### [What you are asked to do]
Make an exact copy of all the entries below, with the pictures left out.
○ ○ ○ ○
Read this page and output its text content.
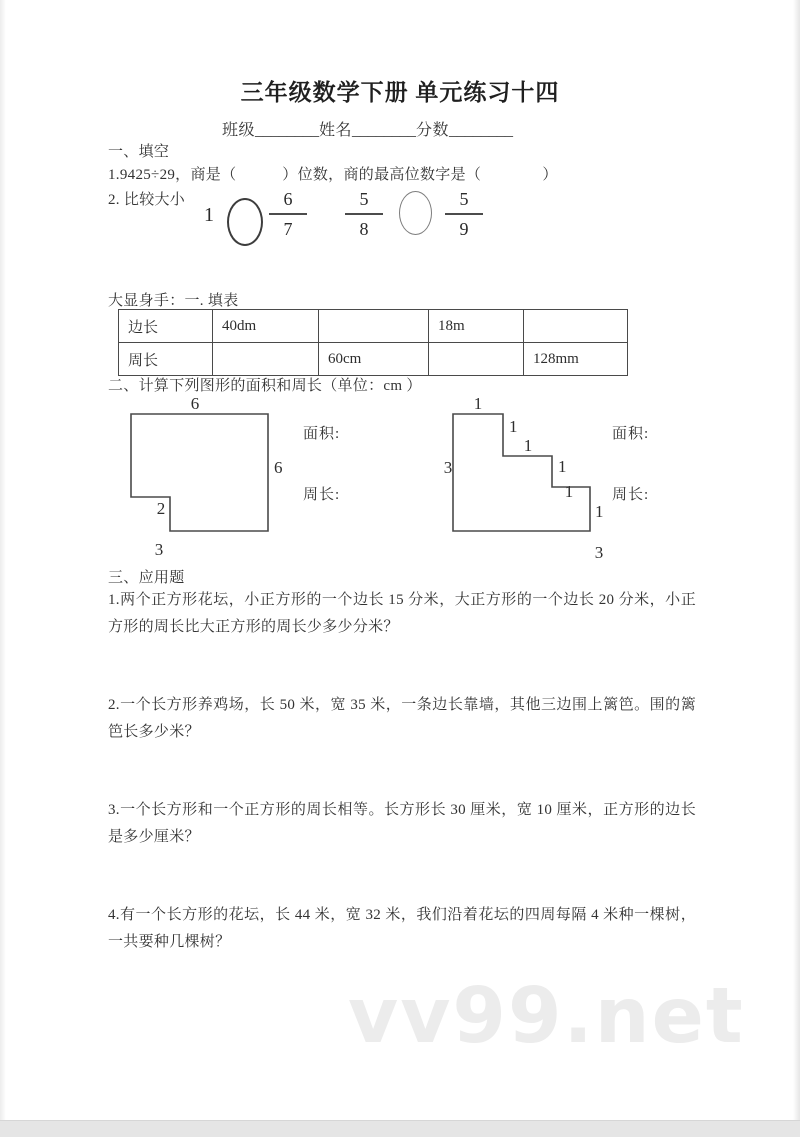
三年级数学下册 单元练习十四
班级________姓名________分数________
一、填空
1.9425÷29，商是（　　　）位数，商的最高位数字是（　　　　）
2. 比较大小
1	$\frac{6}{7} \frac{5}{8}$	$\frac{5}{9}$
大显身手：一. 填表
边长	40dm		18m	
周长		60cm		128mm
二、计算下列图形的面积和周长（单位：cm ）
6
6
2
3
面积:
周长:
1
1
1
1
1
1
3
3
面积:
周长:
三、应用题
1.两个正方形花坛，小正方形的一个边长 15 分米，大正方形的一个边长 20 分米，小正方形的周长比大正方形的周长少多少分米？
2.一个长方形养鸡场，长 50 米，宽 35 米，一条边长靠墙，其他三边围上篱笆。围的篱笆长多少米？
3.一个长方形和一个正方形的周长相等。长方形长 30 厘米，宽 10 厘米，正方形的边长是多少厘米？
4.有一个长方形的花坛，长 44 米，宽 32 米，我们沿着花坛的四周每隔 4 米种一棵树，一共要种几棵树？
vv99.net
○ ○ ○ ○
### [Worked solution]
Read this page and output its text content.
三年级数学下册 单元练习十四
班级________姓名________分数________
一、填空
1.9425÷29，商是（　　　）位数，商的最高位数字是（　　　　）
2. 比较大小
1	$\frac{6}{7} \frac{5}{8}$	$\frac{5}{9}$
大显身手：一. 填表
边长	40dm		18m	
周长		60cm		128mm
二、计算下列图形的面积和周长（单位：cm ）
6
6
2
3
面积:
周长:
1
1
1
1
1
1
3
3
面积:
周长:
三、应用题
1.两个正方形花坛，小正方形的一个边长 15 分米，大正方形的一个边长 20 分米，小正方形的周长比大正方形的周长少多少分米？
2.一个长方形养鸡场，长 50 米，宽 35 米，一条边长靠墙，其他三边围上篱笆。围的篱笆长多少米？
3.一个长方形和一个正方形的周长相等。长方形长 30 厘米，宽 10 厘米，正方形的边长是多少厘米？
4.有一个长方形的花坛，长 44 米，宽 32 米，我们沿着花坛的四周每隔 4 米种一棵树，一共要种几棵树？
vv99.net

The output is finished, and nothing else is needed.